* Task prompt
Each line that includes "电气控制系统" counts once; give the total and nothing besides.

* Given data
==========
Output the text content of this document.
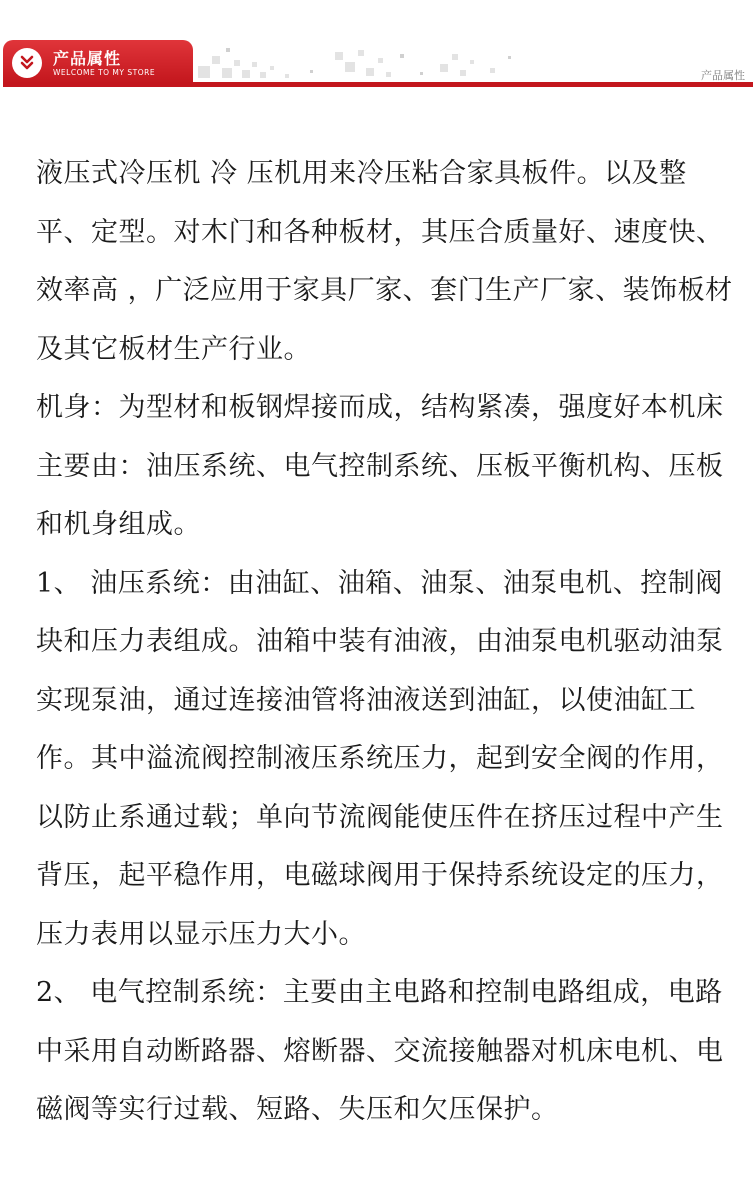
产品属性
WELCOME TO MY STORE	产品属性

液压式冷压机 冷 压机用来冷压粘合家具板件。以及整平、定型。对木门和各种板材，其压合质量好、速度快、效率高 ，广泛应用于家具厂家、套门生产厂家、装饰板材及其它板材生产行业。

机身：为型材和板钢焊接而成，结构紧凑，强度好本机床主要由：油压系统、电气控制系统、压板平衡机构、压板和机身组成。

1、 油压系统：由油缸、油箱、油泵、油泵电机、控制阀块和压力表组成。油箱中装有油液，由油泵电机驱动油泵实现泵油，通过连接油管将油液送到油缸，以使油缸工作。其中溢流阀控制液压系统压力，起到安全阀的作用，以防止系通过载；单向节流阀能使压件在挤压过程中产生背压，起平稳作用，电磁球阀用于保持系统设定的压力，压力表用以显示压力大小。

2、 电气控制系统：主要由主电路和控制电路组成，电路中采用自动断路器、熔断器、交流接触器对机床电机、电磁阀等实行过载、短路、失压和欠压保护。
==========
* Solution below
2